» Exercise description
Verbatim output of all the material below is required.

» Data for the task
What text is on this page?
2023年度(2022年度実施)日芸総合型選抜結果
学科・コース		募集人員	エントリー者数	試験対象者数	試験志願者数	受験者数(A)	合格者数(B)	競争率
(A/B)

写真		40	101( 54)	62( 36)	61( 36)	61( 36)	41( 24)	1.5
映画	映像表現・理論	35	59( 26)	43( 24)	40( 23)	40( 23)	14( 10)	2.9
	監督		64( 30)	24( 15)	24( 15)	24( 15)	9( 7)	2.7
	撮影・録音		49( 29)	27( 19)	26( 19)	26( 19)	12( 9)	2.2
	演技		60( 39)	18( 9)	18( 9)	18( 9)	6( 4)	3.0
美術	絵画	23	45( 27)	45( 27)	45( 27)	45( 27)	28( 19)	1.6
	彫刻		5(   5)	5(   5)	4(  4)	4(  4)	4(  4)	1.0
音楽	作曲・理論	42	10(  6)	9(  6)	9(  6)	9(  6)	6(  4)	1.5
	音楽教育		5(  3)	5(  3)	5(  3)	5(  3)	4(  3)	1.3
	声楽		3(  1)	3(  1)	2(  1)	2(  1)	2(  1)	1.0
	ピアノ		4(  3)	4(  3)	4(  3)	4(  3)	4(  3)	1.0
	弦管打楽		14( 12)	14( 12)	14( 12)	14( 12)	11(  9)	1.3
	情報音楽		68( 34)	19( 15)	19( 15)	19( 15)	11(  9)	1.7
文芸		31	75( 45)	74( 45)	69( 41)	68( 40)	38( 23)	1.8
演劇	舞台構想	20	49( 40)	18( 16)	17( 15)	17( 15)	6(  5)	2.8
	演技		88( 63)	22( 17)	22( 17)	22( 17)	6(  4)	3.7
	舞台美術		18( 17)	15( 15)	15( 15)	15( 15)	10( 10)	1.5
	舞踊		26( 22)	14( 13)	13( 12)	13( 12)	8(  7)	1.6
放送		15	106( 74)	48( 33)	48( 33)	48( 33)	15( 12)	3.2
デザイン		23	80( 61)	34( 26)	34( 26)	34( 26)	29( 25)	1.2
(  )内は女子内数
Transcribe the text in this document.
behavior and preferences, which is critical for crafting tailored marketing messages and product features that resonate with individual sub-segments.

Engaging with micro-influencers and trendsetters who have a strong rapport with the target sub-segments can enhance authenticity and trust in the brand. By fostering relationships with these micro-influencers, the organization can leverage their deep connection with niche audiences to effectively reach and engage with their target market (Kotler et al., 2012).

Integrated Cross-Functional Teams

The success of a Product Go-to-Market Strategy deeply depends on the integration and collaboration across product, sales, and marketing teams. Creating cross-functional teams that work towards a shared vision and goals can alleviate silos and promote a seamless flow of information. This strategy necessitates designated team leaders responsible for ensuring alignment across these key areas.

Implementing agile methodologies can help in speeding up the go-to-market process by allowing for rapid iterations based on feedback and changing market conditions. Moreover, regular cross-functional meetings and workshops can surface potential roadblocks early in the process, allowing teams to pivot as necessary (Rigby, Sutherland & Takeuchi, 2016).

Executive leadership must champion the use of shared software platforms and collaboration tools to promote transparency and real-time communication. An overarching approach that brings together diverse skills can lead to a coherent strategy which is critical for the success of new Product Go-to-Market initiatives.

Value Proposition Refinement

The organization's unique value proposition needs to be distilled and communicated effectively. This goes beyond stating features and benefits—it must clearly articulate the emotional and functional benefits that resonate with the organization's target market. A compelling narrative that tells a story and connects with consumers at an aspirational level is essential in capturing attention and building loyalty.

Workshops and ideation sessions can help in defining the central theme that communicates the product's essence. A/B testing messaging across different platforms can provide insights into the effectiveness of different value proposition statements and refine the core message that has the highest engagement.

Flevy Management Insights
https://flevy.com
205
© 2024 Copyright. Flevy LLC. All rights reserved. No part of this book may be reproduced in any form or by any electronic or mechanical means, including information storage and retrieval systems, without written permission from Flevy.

» Problem solution
What text is on this page?
2023年度(2022年度実施)日芸総合型選抜結果
学科・コース		募集人員	エントリー者数	試験対象者数	試験志願者数	受験者数(A)	合格者数(B)	競争率
(A/B)

写真		40	101( 54)	62( 36)	61( 36)	61( 36)	41( 24)	1.5
映画	映像表現・理論	35	59( 26)	43( 24)	40( 23)	40( 23)	14( 10)	2.9
	監督		64( 30)	24( 15)	24( 15)	24( 15)	9( 7)	2.7
	撮影・録音		49( 29)	27( 19)	26( 19)	26( 19)	12( 9)	2.2
	演技		60( 39)	18( 9)	18( 9)	18( 9)	6( 4)	3.0
美術	絵画	23	45( 27)	45( 27)	45( 27)	45( 27)	28( 19)	1.6
	彫刻		5(   5)	5(   5)	4(  4)	4(  4)	4(  4)	1.0
音楽	作曲・理論	42	10(  6)	9(  6)	9(  6)	9(  6)	6(  4)	1.5
	音楽教育		5(  3)	5(  3)	5(  3)	5(  3)	4(  3)	1.3
	声楽		3(  1)	3(  1)	2(  1)	2(  1)	2(  1)	1.0
	ピアノ		4(  3)	4(  3)	4(  3)	4(  3)	4(  3)	1.0
	弦管打楽		14( 12)	14( 12)	14( 12)	14( 12)	11(  9)	1.3
	情報音楽		68( 34)	19( 15)	19( 15)	19( 15)	11(  9)	1.7
文芸		31	75( 45)	74( 45)	69( 41)	68( 40)	38( 23)	1.8
演劇	舞台構想	20	49( 40)	18( 16)	17( 15)	17( 15)	6(  5)	2.8
	演技		88( 63)	22( 17)	22( 17)	22( 17)	6(  4)	3.7
	舞台美術		18( 17)	15( 15)	15( 15)	15( 15)	10( 10)	1.5
	舞踊		26( 22)	14( 13)	13( 12)	13( 12)	8(  7)	1.6
放送		15	106( 74)	48( 33)	48( 33)	48( 33)	15( 12)	3.2
デザイン		23	80( 61)	34( 26)	34( 26)	34( 26)	29( 25)	1.2
(  )内は女子内数
Transcribe the text in this document.
behavior and preferences, which is critical for crafting tailored marketing messages and product features that resonate with individual sub-segments.

Engaging with micro-influencers and trendsetters who have a strong rapport with the target sub-segments can enhance authenticity and trust in the brand. By fostering relationships with these micro-influencers, the organization can leverage their deep connection with niche audiences to effectively reach and engage with their target market (Kotler et al., 2012).

Integrated Cross-Functional Teams

The success of a Product Go-to-Market Strategy deeply depends on the integration and collaboration across product, sales, and marketing teams. Creating cross-functional teams that work towards a shared vision and goals can alleviate silos and promote a seamless flow of information. This strategy necessitates designated team leaders responsible for ensuring alignment across these key areas.

Implementing agile methodologies can help in speeding up the go-to-market process by allowing for rapid iterations based on feedback and changing market conditions. Moreover, regular cross-functional meetings and workshops can surface potential roadblocks early in the process, allowing teams to pivot as necessary (Rigby, Sutherland & Takeuchi, 2016).

Executive leadership must champion the use of shared software platforms and collaboration tools to promote transparency and real-time communication. An overarching approach that brings together diverse skills can lead to a coherent strategy which is critical for the success of new Product Go-to-Market initiatives.

Value Proposition Refinement

The organization's unique value proposition needs to be distilled and communicated effectively. This goes beyond stating features and benefits—it must clearly articulate the emotional and functional benefits that resonate with the organization's target market. A compelling narrative that tells a story and connects with consumers at an aspirational level is essential in capturing attention and building loyalty.

Workshops and ideation sessions can help in defining the central theme that communicates the product's essence. A/B testing messaging across different platforms can provide insights into the effectiveness of different value proposition statements and refine the core message that has the highest engagement.

Flevy Management Insights
https://flevy.com
205
© 2024 Copyright. Flevy LLC. All rights reserved. No part of this book may be reproduced in any form or by any electronic or mechanical means, including information storage and retrieval systems, without written permission from Flevy.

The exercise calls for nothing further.